> [TASK DESCRIPTION]
Write only the number of lines holding the string "จของพระองค".

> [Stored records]
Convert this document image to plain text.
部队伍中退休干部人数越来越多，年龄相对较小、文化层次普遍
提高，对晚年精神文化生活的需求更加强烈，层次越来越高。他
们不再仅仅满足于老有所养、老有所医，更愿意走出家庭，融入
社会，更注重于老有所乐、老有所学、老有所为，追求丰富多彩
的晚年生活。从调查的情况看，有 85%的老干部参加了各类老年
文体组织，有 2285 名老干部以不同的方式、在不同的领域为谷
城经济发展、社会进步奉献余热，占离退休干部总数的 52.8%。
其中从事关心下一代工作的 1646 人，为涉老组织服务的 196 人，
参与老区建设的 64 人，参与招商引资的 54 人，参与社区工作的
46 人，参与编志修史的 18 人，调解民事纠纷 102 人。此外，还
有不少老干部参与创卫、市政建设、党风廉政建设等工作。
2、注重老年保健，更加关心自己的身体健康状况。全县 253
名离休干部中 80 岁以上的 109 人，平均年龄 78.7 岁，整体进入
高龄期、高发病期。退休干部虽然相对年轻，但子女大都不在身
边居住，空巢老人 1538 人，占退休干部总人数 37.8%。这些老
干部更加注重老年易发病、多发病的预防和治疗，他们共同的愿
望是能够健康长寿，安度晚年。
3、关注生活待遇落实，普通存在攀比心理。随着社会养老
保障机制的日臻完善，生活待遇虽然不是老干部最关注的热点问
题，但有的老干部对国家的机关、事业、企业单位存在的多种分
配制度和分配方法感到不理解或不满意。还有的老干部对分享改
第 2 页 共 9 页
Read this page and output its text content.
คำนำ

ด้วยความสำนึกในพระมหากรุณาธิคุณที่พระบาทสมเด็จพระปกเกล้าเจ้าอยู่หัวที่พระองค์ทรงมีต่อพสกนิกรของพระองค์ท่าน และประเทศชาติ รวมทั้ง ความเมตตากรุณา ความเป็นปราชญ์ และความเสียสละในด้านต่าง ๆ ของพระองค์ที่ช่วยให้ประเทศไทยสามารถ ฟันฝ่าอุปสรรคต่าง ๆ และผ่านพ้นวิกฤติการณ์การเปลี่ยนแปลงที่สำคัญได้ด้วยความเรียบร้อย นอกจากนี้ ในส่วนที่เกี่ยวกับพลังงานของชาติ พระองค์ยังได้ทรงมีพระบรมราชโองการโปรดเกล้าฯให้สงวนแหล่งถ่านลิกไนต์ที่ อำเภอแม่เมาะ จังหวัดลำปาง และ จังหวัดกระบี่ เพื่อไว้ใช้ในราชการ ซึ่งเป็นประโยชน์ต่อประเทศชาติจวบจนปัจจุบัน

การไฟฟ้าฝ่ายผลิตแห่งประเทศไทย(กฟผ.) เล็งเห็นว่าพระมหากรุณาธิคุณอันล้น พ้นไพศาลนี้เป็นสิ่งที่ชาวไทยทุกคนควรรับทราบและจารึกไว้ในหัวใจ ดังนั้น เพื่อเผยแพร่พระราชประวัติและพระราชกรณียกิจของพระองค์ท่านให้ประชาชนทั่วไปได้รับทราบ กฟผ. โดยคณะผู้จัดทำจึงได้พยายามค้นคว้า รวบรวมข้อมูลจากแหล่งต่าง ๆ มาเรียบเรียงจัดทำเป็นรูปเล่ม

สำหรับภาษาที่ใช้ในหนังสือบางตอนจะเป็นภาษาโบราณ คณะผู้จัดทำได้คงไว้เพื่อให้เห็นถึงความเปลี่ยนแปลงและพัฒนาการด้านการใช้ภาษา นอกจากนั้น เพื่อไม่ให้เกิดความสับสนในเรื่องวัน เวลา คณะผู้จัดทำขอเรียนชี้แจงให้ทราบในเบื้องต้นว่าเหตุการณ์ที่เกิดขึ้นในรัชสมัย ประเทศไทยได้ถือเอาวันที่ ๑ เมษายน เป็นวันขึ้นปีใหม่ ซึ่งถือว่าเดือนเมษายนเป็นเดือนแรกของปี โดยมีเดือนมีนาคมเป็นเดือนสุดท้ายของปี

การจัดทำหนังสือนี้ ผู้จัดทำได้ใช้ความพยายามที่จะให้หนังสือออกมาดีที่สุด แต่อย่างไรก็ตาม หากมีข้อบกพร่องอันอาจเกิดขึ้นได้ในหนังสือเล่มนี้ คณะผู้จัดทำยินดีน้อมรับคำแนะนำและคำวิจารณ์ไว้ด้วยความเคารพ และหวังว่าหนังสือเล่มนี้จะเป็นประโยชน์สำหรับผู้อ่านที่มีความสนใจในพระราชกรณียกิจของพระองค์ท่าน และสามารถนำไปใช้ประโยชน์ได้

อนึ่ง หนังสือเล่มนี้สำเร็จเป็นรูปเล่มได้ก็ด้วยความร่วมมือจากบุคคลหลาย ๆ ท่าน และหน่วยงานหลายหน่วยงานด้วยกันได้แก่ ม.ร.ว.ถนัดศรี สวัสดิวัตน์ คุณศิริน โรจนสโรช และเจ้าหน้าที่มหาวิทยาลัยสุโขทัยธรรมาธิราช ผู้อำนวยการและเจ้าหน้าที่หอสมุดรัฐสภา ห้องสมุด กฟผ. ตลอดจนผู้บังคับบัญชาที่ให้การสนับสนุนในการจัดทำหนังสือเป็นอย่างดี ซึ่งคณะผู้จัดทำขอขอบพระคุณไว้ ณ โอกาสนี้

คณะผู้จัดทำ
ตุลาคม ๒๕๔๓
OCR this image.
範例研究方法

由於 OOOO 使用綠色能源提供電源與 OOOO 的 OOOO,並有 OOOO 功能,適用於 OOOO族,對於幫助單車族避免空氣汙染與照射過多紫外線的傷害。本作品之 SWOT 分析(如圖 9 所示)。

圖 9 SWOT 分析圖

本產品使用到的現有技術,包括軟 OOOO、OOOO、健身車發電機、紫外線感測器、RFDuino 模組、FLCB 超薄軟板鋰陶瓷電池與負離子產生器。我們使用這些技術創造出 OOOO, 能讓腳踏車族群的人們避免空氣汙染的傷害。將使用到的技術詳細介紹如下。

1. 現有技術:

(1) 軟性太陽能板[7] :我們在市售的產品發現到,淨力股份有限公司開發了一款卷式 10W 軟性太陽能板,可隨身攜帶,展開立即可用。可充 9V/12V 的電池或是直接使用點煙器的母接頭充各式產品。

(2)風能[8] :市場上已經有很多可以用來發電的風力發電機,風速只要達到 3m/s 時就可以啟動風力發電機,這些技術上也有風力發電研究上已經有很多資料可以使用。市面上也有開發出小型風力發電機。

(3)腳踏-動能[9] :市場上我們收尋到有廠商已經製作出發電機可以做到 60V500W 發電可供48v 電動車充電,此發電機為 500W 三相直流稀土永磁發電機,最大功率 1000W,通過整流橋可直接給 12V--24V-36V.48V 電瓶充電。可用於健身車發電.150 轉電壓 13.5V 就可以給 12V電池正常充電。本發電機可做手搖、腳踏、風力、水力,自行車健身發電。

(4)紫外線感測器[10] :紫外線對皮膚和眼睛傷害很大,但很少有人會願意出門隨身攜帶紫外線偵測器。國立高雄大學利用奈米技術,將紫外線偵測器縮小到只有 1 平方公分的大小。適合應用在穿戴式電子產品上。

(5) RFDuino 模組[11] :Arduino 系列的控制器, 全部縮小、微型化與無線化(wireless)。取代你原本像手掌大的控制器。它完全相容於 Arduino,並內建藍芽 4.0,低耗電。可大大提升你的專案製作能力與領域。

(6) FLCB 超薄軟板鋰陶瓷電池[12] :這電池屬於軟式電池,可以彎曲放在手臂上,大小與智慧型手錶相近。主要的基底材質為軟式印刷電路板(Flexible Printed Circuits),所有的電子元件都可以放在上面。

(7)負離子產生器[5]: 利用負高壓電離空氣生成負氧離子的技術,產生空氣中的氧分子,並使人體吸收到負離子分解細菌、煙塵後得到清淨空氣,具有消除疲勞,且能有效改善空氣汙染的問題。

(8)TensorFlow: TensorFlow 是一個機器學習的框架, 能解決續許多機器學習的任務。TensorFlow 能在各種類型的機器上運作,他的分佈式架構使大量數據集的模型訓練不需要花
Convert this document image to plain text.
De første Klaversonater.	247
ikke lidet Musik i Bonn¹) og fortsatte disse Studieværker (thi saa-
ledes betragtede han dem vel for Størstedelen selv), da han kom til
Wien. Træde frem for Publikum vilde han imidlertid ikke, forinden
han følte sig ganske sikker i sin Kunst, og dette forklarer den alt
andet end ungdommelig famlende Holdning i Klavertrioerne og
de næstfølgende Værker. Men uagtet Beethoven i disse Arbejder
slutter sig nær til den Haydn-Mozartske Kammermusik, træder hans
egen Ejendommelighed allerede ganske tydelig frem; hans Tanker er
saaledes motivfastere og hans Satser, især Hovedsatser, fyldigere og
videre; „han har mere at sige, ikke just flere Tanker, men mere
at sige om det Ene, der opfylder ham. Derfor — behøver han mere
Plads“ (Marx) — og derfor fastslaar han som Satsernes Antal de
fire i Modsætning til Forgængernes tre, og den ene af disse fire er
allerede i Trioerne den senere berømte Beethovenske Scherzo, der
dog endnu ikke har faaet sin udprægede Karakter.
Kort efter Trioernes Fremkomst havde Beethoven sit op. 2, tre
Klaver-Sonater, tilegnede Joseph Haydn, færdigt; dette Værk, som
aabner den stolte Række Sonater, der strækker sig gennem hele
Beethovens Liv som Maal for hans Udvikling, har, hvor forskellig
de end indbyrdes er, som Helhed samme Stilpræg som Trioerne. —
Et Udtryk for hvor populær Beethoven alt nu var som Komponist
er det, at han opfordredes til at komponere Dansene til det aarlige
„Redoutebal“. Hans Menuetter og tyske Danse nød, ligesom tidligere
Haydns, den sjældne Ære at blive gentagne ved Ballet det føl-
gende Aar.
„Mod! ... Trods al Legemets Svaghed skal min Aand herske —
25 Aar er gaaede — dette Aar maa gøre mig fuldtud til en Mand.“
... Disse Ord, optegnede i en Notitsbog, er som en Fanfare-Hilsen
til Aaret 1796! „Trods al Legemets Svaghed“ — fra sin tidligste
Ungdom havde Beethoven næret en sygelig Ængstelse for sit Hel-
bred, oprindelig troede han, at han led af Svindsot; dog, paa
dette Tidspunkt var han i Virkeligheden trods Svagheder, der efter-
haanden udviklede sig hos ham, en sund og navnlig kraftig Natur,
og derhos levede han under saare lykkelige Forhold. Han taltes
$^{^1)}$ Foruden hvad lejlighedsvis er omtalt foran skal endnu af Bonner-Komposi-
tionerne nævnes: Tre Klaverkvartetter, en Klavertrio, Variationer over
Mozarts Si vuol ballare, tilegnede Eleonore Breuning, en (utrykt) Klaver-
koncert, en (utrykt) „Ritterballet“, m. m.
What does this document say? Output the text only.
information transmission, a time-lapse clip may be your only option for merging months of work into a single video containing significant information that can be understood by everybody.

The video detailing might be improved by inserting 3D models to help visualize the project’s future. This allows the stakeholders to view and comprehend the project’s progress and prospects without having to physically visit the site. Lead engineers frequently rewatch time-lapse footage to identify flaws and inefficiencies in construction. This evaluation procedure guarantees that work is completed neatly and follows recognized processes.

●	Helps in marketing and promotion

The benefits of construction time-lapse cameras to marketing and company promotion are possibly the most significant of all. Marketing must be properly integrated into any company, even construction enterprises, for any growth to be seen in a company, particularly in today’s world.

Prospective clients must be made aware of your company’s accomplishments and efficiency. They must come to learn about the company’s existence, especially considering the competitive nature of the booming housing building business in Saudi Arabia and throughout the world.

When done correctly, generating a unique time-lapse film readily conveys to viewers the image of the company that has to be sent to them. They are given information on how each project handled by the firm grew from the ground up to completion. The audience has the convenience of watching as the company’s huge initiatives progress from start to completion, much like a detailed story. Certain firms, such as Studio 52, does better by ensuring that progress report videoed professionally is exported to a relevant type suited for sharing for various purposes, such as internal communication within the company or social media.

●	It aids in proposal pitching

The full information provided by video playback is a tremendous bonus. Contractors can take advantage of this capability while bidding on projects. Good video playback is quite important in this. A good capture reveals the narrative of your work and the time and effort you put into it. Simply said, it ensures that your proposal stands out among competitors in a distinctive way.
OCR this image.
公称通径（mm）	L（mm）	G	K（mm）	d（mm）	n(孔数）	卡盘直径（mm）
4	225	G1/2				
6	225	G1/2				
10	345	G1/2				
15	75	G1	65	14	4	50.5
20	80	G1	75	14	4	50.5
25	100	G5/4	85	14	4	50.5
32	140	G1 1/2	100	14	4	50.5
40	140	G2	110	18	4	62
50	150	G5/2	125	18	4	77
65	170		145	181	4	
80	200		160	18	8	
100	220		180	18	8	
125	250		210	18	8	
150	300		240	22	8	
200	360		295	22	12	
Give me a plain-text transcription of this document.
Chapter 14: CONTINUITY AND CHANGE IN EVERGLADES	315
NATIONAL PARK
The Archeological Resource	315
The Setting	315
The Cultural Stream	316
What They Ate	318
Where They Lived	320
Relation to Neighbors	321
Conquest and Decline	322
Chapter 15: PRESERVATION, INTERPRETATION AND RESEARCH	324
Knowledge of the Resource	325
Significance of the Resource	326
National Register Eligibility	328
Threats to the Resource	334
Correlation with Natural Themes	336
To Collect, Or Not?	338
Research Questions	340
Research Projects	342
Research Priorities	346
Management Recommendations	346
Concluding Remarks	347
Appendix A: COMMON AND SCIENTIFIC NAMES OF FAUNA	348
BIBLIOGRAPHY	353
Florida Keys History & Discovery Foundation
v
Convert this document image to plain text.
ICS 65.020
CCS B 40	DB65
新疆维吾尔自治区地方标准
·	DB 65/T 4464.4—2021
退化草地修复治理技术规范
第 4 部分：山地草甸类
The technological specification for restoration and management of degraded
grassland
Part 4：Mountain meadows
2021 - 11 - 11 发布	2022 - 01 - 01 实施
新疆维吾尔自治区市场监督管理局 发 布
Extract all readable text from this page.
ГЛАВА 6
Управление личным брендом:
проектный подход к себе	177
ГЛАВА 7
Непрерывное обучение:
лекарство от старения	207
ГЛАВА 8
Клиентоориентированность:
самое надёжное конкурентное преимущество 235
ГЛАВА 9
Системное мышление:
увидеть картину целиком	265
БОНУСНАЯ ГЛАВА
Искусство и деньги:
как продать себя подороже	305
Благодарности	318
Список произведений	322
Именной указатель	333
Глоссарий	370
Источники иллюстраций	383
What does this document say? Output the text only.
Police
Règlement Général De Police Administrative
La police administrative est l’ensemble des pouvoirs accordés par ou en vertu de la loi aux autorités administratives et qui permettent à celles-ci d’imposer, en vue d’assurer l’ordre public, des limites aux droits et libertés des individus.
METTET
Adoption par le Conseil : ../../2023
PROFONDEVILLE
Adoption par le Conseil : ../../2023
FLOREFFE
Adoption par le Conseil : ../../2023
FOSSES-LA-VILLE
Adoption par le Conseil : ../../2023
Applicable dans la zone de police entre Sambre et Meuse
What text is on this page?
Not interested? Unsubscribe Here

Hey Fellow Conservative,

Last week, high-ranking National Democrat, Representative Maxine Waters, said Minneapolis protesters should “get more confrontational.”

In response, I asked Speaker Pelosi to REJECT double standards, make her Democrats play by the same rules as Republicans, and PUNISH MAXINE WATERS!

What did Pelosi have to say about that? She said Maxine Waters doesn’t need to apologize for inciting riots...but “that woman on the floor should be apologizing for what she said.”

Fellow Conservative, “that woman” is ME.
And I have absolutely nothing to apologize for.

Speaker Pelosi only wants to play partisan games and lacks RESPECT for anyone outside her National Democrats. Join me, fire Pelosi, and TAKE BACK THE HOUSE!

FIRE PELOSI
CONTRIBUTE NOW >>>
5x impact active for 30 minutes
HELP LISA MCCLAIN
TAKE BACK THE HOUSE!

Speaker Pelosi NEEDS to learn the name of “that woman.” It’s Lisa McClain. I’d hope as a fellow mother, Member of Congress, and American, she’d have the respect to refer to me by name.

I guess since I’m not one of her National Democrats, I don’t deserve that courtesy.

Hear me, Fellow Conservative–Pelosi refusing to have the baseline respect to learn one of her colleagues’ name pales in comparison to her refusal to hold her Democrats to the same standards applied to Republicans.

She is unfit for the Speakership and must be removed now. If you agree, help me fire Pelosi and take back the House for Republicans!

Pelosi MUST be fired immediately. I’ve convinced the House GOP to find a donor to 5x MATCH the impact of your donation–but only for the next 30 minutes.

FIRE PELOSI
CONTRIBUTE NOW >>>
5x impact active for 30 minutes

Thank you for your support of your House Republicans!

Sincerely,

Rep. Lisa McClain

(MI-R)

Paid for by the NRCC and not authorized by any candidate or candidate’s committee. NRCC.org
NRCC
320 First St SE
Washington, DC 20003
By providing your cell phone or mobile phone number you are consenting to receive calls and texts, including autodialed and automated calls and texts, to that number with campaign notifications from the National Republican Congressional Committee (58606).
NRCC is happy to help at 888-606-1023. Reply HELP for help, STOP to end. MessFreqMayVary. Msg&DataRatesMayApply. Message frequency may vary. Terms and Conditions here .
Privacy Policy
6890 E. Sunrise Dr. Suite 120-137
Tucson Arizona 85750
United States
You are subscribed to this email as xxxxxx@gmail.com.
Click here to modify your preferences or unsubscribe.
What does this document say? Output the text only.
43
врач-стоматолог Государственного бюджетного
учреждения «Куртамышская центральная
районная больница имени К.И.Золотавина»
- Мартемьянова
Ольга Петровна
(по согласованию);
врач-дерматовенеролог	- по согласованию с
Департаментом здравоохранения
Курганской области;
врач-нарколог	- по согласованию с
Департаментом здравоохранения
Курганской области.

> [COMPLETED EXERCISE]
2